▸ RECORDED INFORMATION:
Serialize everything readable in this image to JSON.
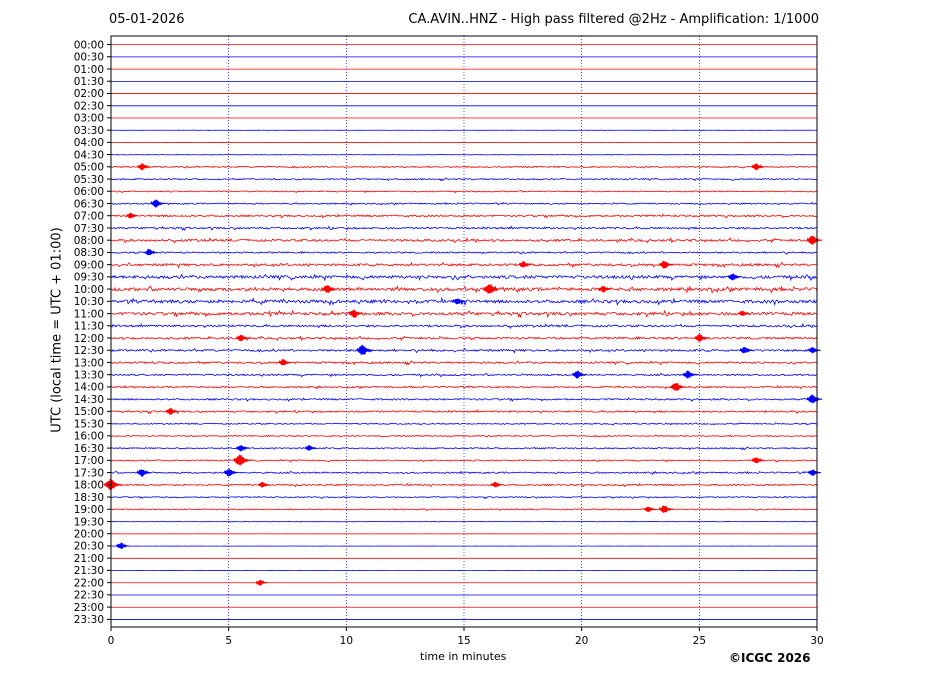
{
  "header": {
    "date": "05-01-2026",
    "title": "CA.AVIN..HNZ - High pass filtered @2Hz - Amplification: 1/1000"
  },
  "footer": {
    "copyright": "©ICGC 2026"
  },
  "colors": {
    "red_trace": "#ff0000",
    "blue_trace": "#0000ff",
    "axis": "#000000",
    "grid": "#0000cc"
  },
  "chart_data": {
    "type": "line",
    "title": "CA.AVIN..HNZ - High pass filtered @2Hz - Amplification: 1/1000",
    "xlabel": "time in minutes",
    "ylabel": "UTC (local time = UTC + 01:00)",
    "xlim": [
      0,
      30
    ],
    "x_ticks": [
      "0",
      "5",
      "10",
      "15",
      "20",
      "25",
      "30"
    ],
    "x_grid": "dotted vertical lines at 5, 10, 15, 20, 25",
    "rows": [
      "00:00",
      "00:30",
      "01:00",
      "01:30",
      "02:00",
      "02:30",
      "03:00",
      "03:30",
      "04:00",
      "04:30",
      "05:00",
      "05:30",
      "06:00",
      "06:30",
      "07:00",
      "07:30",
      "08:00",
      "08:30",
      "09:00",
      "09:30",
      "10:00",
      "10:30",
      "11:00",
      "11:30",
      "12:00",
      "12:30",
      "13:00",
      "13:30",
      "14:00",
      "14:30",
      "15:00",
      "15:30",
      "16:00",
      "16:30",
      "17:00",
      "17:30",
      "18:00",
      "18:30",
      "19:00",
      "19:30",
      "20:00",
      "20:30",
      "21:00",
      "21:30",
      "22:00",
      "22:30",
      "23:00",
      "23:30"
    ],
    "trace_colors": "alternating red (on the hour) and blue (on the half hour)",
    "activity": [
      0,
      0,
      0,
      0,
      0,
      0,
      0,
      0.05,
      0.1,
      0.15,
      0.4,
      0.4,
      0.35,
      0.4,
      0.55,
      0.55,
      0.65,
      0.45,
      0.7,
      0.9,
      0.95,
      0.95,
      0.9,
      0.6,
      0.6,
      0.6,
      0.55,
      0.5,
      0.45,
      0.5,
      0.5,
      0.35,
      0.35,
      0.4,
      0.4,
      0.45,
      0.45,
      0.35,
      0.35,
      0.15,
      0.05,
      0.05,
      0,
      0.05,
      0,
      0,
      0,
      0
    ],
    "events": [
      {
        "row": "05:00",
        "minute": 1.4,
        "amplitude": 0.6
      },
      {
        "row": "05:00",
        "minute": 27.5,
        "amplitude": 0.6
      },
      {
        "row": "06:30",
        "minute": 2.0,
        "amplitude": 0.7
      },
      {
        "row": "07:00",
        "minute": 0.9,
        "amplitude": 0.5
      },
      {
        "row": "08:00",
        "minute": 29.9,
        "amplitude": 0.8
      },
      {
        "row": "08:30",
        "minute": 1.7,
        "amplitude": 0.6
      },
      {
        "row": "09:00",
        "minute": 17.6,
        "amplitude": 0.6
      },
      {
        "row": "09:00",
        "minute": 23.6,
        "amplitude": 0.7
      },
      {
        "row": "09:30",
        "minute": 26.5,
        "amplitude": 0.6
      },
      {
        "row": "10:00",
        "minute": 9.3,
        "amplitude": 0.7
      },
      {
        "row": "10:00",
        "minute": 16.2,
        "amplitude": 0.9
      },
      {
        "row": "10:00",
        "minute": 21.0,
        "amplitude": 0.6
      },
      {
        "row": "10:30",
        "minute": 14.8,
        "amplitude": 0.6
      },
      {
        "row": "11:00",
        "minute": 10.4,
        "amplitude": 0.7
      },
      {
        "row": "11:00",
        "minute": 26.9,
        "amplitude": 0.5
      },
      {
        "row": "12:00",
        "minute": 5.6,
        "amplitude": 0.6
      },
      {
        "row": "12:00",
        "minute": 25.1,
        "amplitude": 0.7
      },
      {
        "row": "12:30",
        "minute": 10.8,
        "amplitude": 0.9
      },
      {
        "row": "12:30",
        "minute": 27.0,
        "amplitude": 0.6
      },
      {
        "row": "12:30",
        "minute": 29.9,
        "amplitude": 0.6
      },
      {
        "row": "13:00",
        "minute": 7.4,
        "amplitude": 0.6
      },
      {
        "row": "13:30",
        "minute": 19.9,
        "amplitude": 0.7
      },
      {
        "row": "13:30",
        "minute": 24.6,
        "amplitude": 0.7
      },
      {
        "row": "14:00",
        "minute": 24.1,
        "amplitude": 0.8
      },
      {
        "row": "14:30",
        "minute": 29.9,
        "amplitude": 0.8
      },
      {
        "row": "15:00",
        "minute": 2.6,
        "amplitude": 0.6
      },
      {
        "row": "16:30",
        "minute": 5.6,
        "amplitude": 0.6
      },
      {
        "row": "16:30",
        "minute": 8.5,
        "amplitude": 0.5
      },
      {
        "row": "17:00",
        "minute": 5.6,
        "amplitude": 1.0
      },
      {
        "row": "17:00",
        "minute": 27.5,
        "amplitude": 0.6
      },
      {
        "row": "17:30",
        "minute": 1.4,
        "amplitude": 0.7
      },
      {
        "row": "17:30",
        "minute": 5.1,
        "amplitude": 0.7
      },
      {
        "row": "17:30",
        "minute": 29.9,
        "amplitude": 0.6
      },
      {
        "row": "18:00",
        "minute": 0.1,
        "amplitude": 1.0
      },
      {
        "row": "18:00",
        "minute": 6.5,
        "amplitude": 0.5
      },
      {
        "row": "18:00",
        "minute": 16.4,
        "amplitude": 0.5
      },
      {
        "row": "19:00",
        "minute": 23.6,
        "amplitude": 0.7
      },
      {
        "row": "19:00",
        "minute": 22.9,
        "amplitude": 0.5
      },
      {
        "row": "20:30",
        "minute": 0.5,
        "amplitude": 0.6
      },
      {
        "row": "22:00",
        "minute": 6.4,
        "amplitude": 0.5
      }
    ]
  }
}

▸ WRITTEN EXERCISE:
Repeat each entry exactly. Pictures do not belong in the copy.

▸ PROBLEM SOLUTION:
Serialize everything readable in this image to JSON.
{
  "header": {
    "date": "05-01-2026",
    "title": "CA.AVIN..HNZ - High pass filtered @2Hz - Amplification: 1/1000"
  },
  "footer": {
    "copyright": "©ICGC 2026"
  },
  "colors": {
    "red_trace": "#ff0000",
    "blue_trace": "#0000ff",
    "axis": "#000000",
    "grid": "#0000cc"
  },
  "chart_data": {
    "type": "line",
    "title": "CA.AVIN..HNZ - High pass filtered @2Hz - Amplification: 1/1000",
    "xlabel": "time in minutes",
    "ylabel": "UTC (local time = UTC + 01:00)",
    "xlim": [
      0,
      30
    ],
    "x_ticks": [
      "0",
      "5",
      "10",
      "15",
      "20",
      "25",
      "30"
    ],
    "x_grid": "dotted vertical lines at 5, 10, 15, 20, 25",
    "rows": [
      "00:00",
      "00:30",
      "01:00",
      "01:30",
      "02:00",
      "02:30",
      "03:00",
      "03:30",
      "04:00",
      "04:30",
      "05:00",
      "05:30",
      "06:00",
      "06:30",
      "07:00",
      "07:30",
      "08:00",
      "08:30",
      "09:00",
      "09:30",
      "10:00",
      "10:30",
      "11:00",
      "11:30",
      "12:00",
      "12:30",
      "13:00",
      "13:30",
      "14:00",
      "14:30",
      "15:00",
      "15:30",
      "16:00",
      "16:30",
      "17:00",
      "17:30",
      "18:00",
      "18:30",
      "19:00",
      "19:30",
      "20:00",
      "20:30",
      "21:00",
      "21:30",
      "22:00",
      "22:30",
      "23:00",
      "23:30"
    ],
    "trace_colors": "alternating red (on the hour) and blue (on the half hour)",
    "activity": [
      0,
      0,
      0,
      0,
      0,
      0,
      0,
      0.05,
      0.1,
      0.15,
      0.4,
      0.4,
      0.35,
      0.4,
      0.55,
      0.55,
      0.65,
      0.45,
      0.7,
      0.9,
      0.95,
      0.95,
      0.9,
      0.6,
      0.6,
      0.6,
      0.55,
      0.5,
      0.45,
      0.5,
      0.5,
      0.35,
      0.35,
      0.4,
      0.4,
      0.45,
      0.45,
      0.35,
      0.35,
      0.15,
      0.05,
      0.05,
      0,
      0.05,
      0,
      0,
      0,
      0
    ],
    "events": [
      {
        "row": "05:00",
        "minute": 1.4,
        "amplitude": 0.6
      },
      {
        "row": "05:00",
        "minute": 27.5,
        "amplitude": 0.6
      },
      {
        "row": "06:30",
        "minute": 2.0,
        "amplitude": 0.7
      },
      {
        "row": "07:00",
        "minute": 0.9,
        "amplitude": 0.5
      },
      {
        "row": "08:00",
        "minute": 29.9,
        "amplitude": 0.8
      },
      {
        "row": "08:30",
        "minute": 1.7,
        "amplitude": 0.6
      },
      {
        "row": "09:00",
        "minute": 17.6,
        "amplitude": 0.6
      },
      {
        "row": "09:00",
        "minute": 23.6,
        "amplitude": 0.7
      },
      {
        "row": "09:30",
        "minute": 26.5,
        "amplitude": 0.6
      },
      {
        "row": "10:00",
        "minute": 9.3,
        "amplitude": 0.7
      },
      {
        "row": "10:00",
        "minute": 16.2,
        "amplitude": 0.9
      },
      {
        "row": "10:00",
        "minute": 21.0,
        "amplitude": 0.6
      },
      {
        "row": "10:30",
        "minute": 14.8,
        "amplitude": 0.6
      },
      {
        "row": "11:00",
        "minute": 10.4,
        "amplitude": 0.7
      },
      {
        "row": "11:00",
        "minute": 26.9,
        "amplitude": 0.5
      },
      {
        "row": "12:00",
        "minute": 5.6,
        "amplitude": 0.6
      },
      {
        "row": "12:00",
        "minute": 25.1,
        "amplitude": 0.7
      },
      {
        "row": "12:30",
        "minute": 10.8,
        "amplitude": 0.9
      },
      {
        "row": "12:30",
        "minute": 27.0,
        "amplitude": 0.6
      },
      {
        "row": "12:30",
        "minute": 29.9,
        "amplitude": 0.6
      },
      {
        "row": "13:00",
        "minute": 7.4,
        "amplitude": 0.6
      },
      {
        "row": "13:30",
        "minute": 19.9,
        "amplitude": 0.7
      },
      {
        "row": "13:30",
        "minute": 24.6,
        "amplitude": 0.7
      },
      {
        "row": "14:00",
        "minute": 24.1,
        "amplitude": 0.8
      },
      {
        "row": "14:30",
        "minute": 29.9,
        "amplitude": 0.8
      },
      {
        "row": "15:00",
        "minute": 2.6,
        "amplitude": 0.6
      },
      {
        "row": "16:30",
        "minute": 5.6,
        "amplitude": 0.6
      },
      {
        "row": "16:30",
        "minute": 8.5,
        "amplitude": 0.5
      },
      {
        "row": "17:00",
        "minute": 5.6,
        "amplitude": 1.0
      },
      {
        "row": "17:00",
        "minute": 27.5,
        "amplitude": 0.6
      },
      {
        "row": "17:30",
        "minute": 1.4,
        "amplitude": 0.7
      },
      {
        "row": "17:30",
        "minute": 5.1,
        "amplitude": 0.7
      },
      {
        "row": "17:30",
        "minute": 29.9,
        "amplitude": 0.6
      },
      {
        "row": "18:00",
        "minute": 0.1,
        "amplitude": 1.0
      },
      {
        "row": "18:00",
        "minute": 6.5,
        "amplitude": 0.5
      },
      {
        "row": "18:00",
        "minute": 16.4,
        "amplitude": 0.5
      },
      {
        "row": "19:00",
        "minute": 23.6,
        "amplitude": 0.7
      },
      {
        "row": "19:00",
        "minute": 22.9,
        "amplitude": 0.5
      },
      {
        "row": "20:30",
        "minute": 0.5,
        "amplitude": 0.6
      },
      {
        "row": "22:00",
        "minute": 6.4,
        "amplitude": 0.5
      }
    ]
  }
}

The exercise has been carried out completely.